INFORMATION PROVIDED ->
____________

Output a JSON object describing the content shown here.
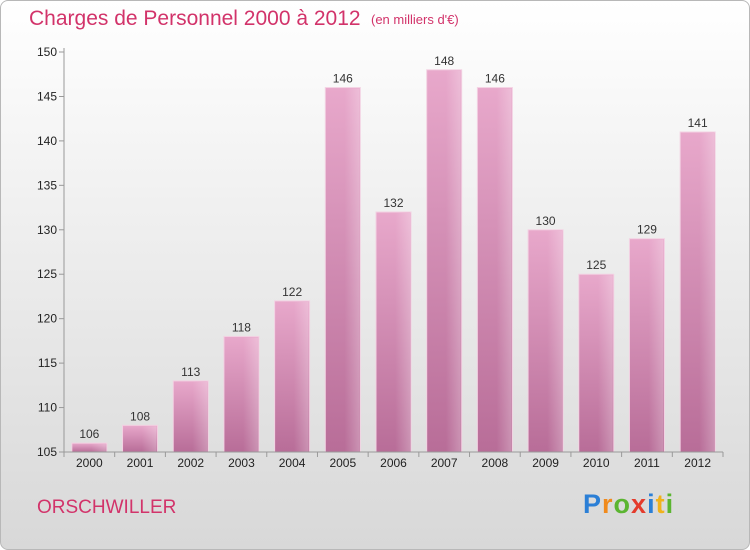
{
  "header": {
    "title": "Charges de Personnel 2000 à 2012",
    "unit": "(en milliers d'€)"
  },
  "footer": {
    "commune": "ORSCHWILLER",
    "brand": "Proxiti"
  },
  "brand_letters": [
    {
      "ch": "P",
      "color": "#2b7fd6"
    },
    {
      "ch": "r",
      "color": "#f08a1c"
    },
    {
      "ch": "o",
      "color": "#5bb531"
    },
    {
      "ch": "x",
      "color": "#e43b2c"
    },
    {
      "ch": "i",
      "color": "#2b7fd6"
    },
    {
      "ch": "t",
      "color": "#f0b21c"
    },
    {
      "ch": "i",
      "color": "#5bb531"
    }
  ],
  "chart_data": {
    "type": "bar",
    "categories": [
      "2000",
      "2001",
      "2002",
      "2003",
      "2004",
      "2005",
      "2006",
      "2007",
      "2008",
      "2009",
      "2010",
      "2011",
      "2012"
    ],
    "values": [
      106,
      108,
      113,
      118,
      122,
      146,
      132,
      148,
      146,
      130,
      125,
      129,
      141
    ],
    "ylim": [
      105,
      150
    ],
    "yticks": [
      105,
      110,
      115,
      120,
      125,
      130,
      135,
      140,
      145,
      150
    ],
    "grid": false,
    "bar_color": "#d77fab"
  }
}
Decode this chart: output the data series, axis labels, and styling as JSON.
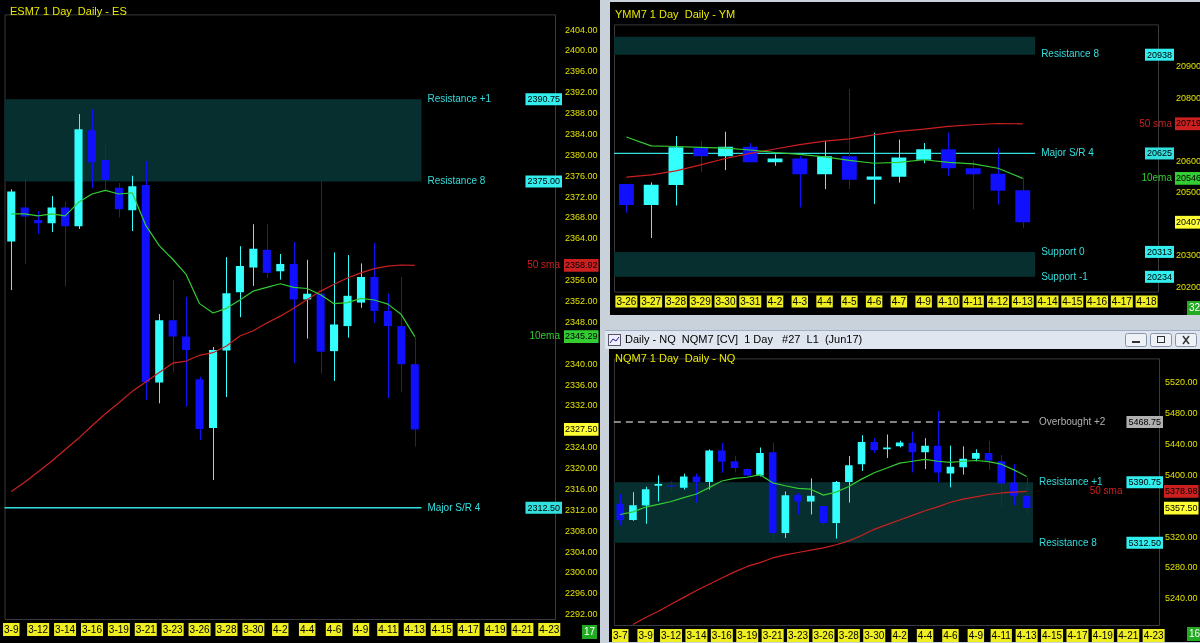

____________

Reply with the number of lines in the data that include the string "JSON" and nothing else.

WORKED ANSWER ->
2